Skip the pictures. Repeat everything else in the records word for word.

____________

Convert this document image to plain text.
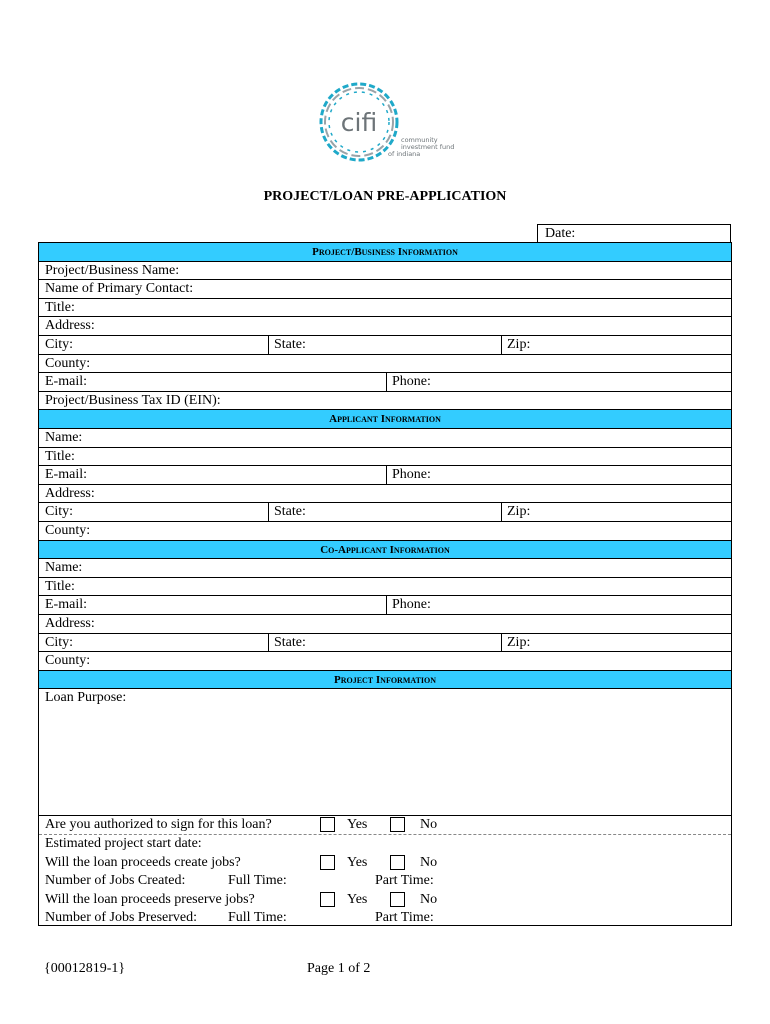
cifi
community
investment fund
of indiana
PROJECT/LOAN PRE-APPLICATION
Date:
Project/Business Information
Project/Business Name:
Name of Primary Contact:
Title:
Address:
City:	State:	Zip:
County:
E-mail:	Phone:
Project/Business Tax ID (EIN):
Applicant Information
Name:
Title:
E-mail:	Phone:
Address:
City:	State:	Zip:
County:
Co-Applicant Information
Name:
Title:
E-mail:	Phone:
Address:
City:	State:	Zip:
County:
Project Information
Loan Purpose:
Are you authorized to sign for this loan?	Yes	No
Estimated project start date:
Will the loan proceeds create jobs?	Yes	No
Number of Jobs Created:	Full Time:	Part Time:
Will the loan proceeds preserve jobs?	Yes	No
Number of Jobs Preserved: Full Time:	Part Time:
{00012819-1}	Page 1 of 2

____________

● **TASK RESPONSE**
Convert this document image to plain text.
cifi
community
investment fund
of indiana
PROJECT/LOAN PRE-APPLICATION
Date:
Project/Business Information
Project/Business Name:
Name of Primary Contact:
Title:
Address:
City:	State:	Zip:
County:
E-mail:	Phone:
Project/Business Tax ID (EIN):
Applicant Information
Name:
Title:
E-mail:	Phone:
Address:
City:	State:	Zip:
County:
Co-Applicant Information
Name:
Title:
E-mail:	Phone:
Address:
City:	State:	Zip:
County:
Project Information
Loan Purpose:
Are you authorized to sign for this loan?	Yes	No
Estimated project start date:
Will the loan proceeds create jobs?	Yes	No
Number of Jobs Created:	Full Time:	Part Time:
Will the loan proceeds preserve jobs?	Yes	No
Number of Jobs Preserved: Full Time:	Part Time:
{00012819-1}	Page 1 of 2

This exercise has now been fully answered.